Given passage:
I have a client with a 30 April year end who is looking to wind up the company. This is an area that I am not that familiar with, but do have a certain amount of knowledge, so I just wanted to clarify some points. The company has been running for around 2 years but has never made a profit, and as a result has negative reserves. It is ower managed and has continued to run only because the directors have been pumping personal funds in through the directors loan accounts. In terms of size it is tiny (around £10k turnover last year and probably less this year, although I havn't seen the figures yet. Last years balance sheet was negative - around £5k. Share capital £100.). I don't think the individuals that started it up have any real business competence, and are looking to move back into employment, having had an extremely rough time. I have been told (although as yet I have been unable to confirm as I have not compiled the accounts) that the business has no creditors, therefore a section 1003 dissolution should be possible. There are however a couple of points I want to be clear on:

1, In order to apply for dissolution the company has to cease commercial activity for 3 months. Realistically, that would take say a month (probably less) to cancel all items (insurance, telehone etc). This would take the start of its dormant period to the end of April/beginning of May. Companies House do not chase compliance once a DS01 has been received, however hmrc will be looking for tax returns (and cessation accounts). Would it therefore make sense to extend the accounting period to say 15 months to avoid having to compile 2 sets of accounts? (I know you would still need 2 CT600's, but I'm just thinking this would reduce the work load).

Prompt:
State whether each statement below agrees with the post about winding up a company, answering yes or no and quoting the deciding words of the post: (a) The company made a profit in at least one of its years of trading. (b) The company's share capital is £100. (c) Companies House chases compliance after receiving a DS01.

Recorded data:
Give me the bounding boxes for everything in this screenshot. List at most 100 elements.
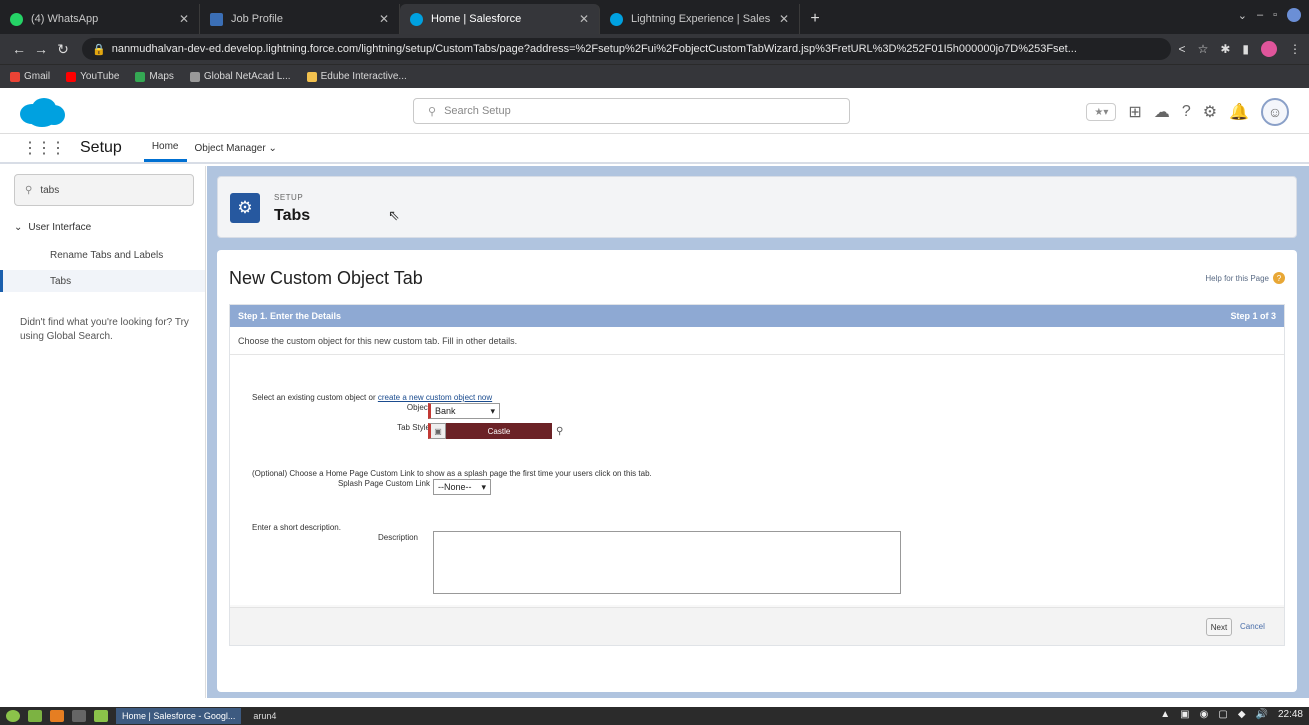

Worked answer:
(a) No: "has never made a profit"
(b) Yes: "Share capital £100."
(c) No: "Companies House do not chase compliance once a DS01 has been received"